> DOCUMENT TEXT
____________
Berlin Now: The City After the Wall
- First edition (US)
- Author: Peter Schneider
- Translator: Sophie Schlondorff
- Language: English
- Subject: Berlin
- Publisher: Farrar, Straus and Giroux (US) Penguin Books (UK)
- Publication date: August 2014
- Pages: 336
- ISBN: 978-0241006139

= Berlin Now =

2014 book by Peter Schneider

Berlin Now: The City After the Wall (also published as Berlin Now: The Rise of the City and the Fall of the Wall) is a 2014 book by German writer Peter Schneider.

==Background and synopsis==
Published on the 25th anniversary of the Fall of the Berlin Wall, Berlin Now is a story of how Berlin has changed since reunification to become Europe's most vibrant melting-pot of artists, immigrants and entrepreneurs. Berlin Now is described as a "longtime Berliner's bright, bold, and digressive exploration of the heterogeneous allure of this vibrant city." The book combines memoir, history, anecdote and reportage on subjects as diverse as the differences between the sex lives of former East and West Berliners to the present-day hidden quirks of the city.
____________
> DIRECTIONS
a: Summarize the Berlin Now text in two sentences.
b: Please repeat the Berlin Now text word for word, starting with "- Publication date: August" and going on through "of the city.".
The lines that come next are separate material, apart from the Berlin Now text.

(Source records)
____________
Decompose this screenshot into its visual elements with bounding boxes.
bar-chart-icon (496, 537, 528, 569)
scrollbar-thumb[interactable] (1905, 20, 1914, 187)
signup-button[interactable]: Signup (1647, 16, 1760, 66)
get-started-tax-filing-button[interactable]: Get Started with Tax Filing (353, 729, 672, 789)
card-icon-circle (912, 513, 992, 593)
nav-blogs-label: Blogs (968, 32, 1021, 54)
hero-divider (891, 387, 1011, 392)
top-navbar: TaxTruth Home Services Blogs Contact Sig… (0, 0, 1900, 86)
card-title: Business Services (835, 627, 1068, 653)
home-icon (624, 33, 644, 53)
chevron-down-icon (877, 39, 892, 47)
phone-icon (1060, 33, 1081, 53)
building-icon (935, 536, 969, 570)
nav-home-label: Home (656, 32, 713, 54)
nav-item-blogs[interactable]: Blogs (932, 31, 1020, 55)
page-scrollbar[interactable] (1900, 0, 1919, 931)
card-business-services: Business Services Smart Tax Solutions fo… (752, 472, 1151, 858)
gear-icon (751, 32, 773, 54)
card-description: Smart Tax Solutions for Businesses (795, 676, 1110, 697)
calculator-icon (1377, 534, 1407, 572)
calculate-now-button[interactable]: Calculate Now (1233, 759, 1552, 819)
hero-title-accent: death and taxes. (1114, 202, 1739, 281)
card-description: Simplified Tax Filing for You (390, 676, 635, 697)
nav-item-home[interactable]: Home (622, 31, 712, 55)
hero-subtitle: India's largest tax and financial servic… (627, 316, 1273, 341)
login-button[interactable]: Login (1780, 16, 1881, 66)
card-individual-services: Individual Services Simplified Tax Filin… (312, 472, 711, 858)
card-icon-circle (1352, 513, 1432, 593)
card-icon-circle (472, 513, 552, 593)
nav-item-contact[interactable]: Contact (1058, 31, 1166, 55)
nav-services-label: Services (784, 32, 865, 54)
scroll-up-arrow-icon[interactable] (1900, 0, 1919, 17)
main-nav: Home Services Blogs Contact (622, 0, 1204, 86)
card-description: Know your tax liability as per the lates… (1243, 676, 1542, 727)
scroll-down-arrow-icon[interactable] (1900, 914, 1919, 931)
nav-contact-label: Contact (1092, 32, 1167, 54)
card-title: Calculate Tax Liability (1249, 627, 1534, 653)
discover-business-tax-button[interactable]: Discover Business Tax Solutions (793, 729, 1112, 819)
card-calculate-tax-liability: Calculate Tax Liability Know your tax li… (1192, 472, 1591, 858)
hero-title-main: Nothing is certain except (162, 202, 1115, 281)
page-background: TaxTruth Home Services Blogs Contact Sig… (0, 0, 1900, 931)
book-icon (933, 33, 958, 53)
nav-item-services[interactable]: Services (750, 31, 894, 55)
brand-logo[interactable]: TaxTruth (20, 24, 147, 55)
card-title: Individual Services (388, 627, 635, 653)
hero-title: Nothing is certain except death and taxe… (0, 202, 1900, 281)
____________
> ANSWERS BELOW
a: Berlin Now: The City After the Wall is a 2014 book by German writer Peter Schneider, published on the 25th anniversary of the Fall of the Berlin Wall. It tells how Berlin has changed since reunification and combines memoir, history, anecdote and reportage.

b:
- Publication date: August 2014
- Pages: 336
- ISBN: 978-0241006139

= Berlin Now =

2014 book by Peter Schneider

Berlin Now: The City After the Wall (also published as Berlin Now: The Rise of the City and the Fall of the Wall) is a 2014 book by German writer Peter Schneider.

==Background and synopsis==
Published on the 25th anniversary of the Fall of the Berlin Wall, Berlin Now is a story of how Berlin has changed since reunification to become Europe's most vibrant melting-pot of artists, immigrants and entrepreneurs. Berlin Now is described as a "longtime Berliner's bright, bold, and digressive exploration of the heterogeneous allure of this vibrant city." The book combines memoir, history, anecdote and reportage on subjects as diverse as the differences between the sex lives of former East and West Berliners to the present-day hidden quirks of the city.